⟨

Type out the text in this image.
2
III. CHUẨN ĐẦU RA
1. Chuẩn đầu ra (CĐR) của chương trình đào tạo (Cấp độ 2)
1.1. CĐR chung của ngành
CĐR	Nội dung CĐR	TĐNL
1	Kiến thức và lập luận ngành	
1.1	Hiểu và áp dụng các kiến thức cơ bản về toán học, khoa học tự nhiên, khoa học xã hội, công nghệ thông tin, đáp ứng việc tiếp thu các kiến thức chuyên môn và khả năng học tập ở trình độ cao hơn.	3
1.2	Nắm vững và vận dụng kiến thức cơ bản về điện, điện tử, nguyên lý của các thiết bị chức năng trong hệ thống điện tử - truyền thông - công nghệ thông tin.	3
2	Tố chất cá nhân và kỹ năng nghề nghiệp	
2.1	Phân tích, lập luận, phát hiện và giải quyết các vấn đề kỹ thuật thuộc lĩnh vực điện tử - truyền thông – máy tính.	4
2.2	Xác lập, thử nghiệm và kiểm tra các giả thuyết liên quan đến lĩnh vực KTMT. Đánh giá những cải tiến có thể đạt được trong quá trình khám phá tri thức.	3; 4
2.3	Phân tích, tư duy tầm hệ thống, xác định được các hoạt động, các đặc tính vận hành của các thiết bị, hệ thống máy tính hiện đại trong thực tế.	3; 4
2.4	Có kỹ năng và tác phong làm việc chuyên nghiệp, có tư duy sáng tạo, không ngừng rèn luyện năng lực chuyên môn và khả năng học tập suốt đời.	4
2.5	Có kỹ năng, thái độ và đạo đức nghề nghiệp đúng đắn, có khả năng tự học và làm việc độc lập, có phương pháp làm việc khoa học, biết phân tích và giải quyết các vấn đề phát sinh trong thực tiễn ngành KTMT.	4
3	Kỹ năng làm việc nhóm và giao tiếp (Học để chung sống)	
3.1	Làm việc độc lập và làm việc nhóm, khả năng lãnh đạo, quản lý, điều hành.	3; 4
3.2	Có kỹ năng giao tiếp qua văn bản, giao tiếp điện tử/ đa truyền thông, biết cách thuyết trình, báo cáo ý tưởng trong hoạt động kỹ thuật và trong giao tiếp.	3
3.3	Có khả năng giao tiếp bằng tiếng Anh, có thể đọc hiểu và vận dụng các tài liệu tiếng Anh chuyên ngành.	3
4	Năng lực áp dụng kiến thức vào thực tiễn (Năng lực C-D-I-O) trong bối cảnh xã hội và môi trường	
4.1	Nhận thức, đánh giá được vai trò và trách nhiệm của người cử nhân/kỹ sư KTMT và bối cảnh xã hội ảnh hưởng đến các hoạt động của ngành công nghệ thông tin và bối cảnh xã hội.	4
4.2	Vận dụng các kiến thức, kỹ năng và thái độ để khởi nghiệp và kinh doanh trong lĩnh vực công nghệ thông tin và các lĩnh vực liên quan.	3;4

⟩

Exercise objective
From the entries above, select each line containing the string "hành".

Problem solution
2.3	Phân tích, tư duy tầm hệ thống, xác định được các hoạt động, các đặc tính vận hành của các thiết bị, hệ thống máy tính hiện đại trong thực tế.	3; 4
3.1	Làm việc độc lập và làm việc nhóm, khả năng lãnh đạo, quản lý, điều hành.	3; 4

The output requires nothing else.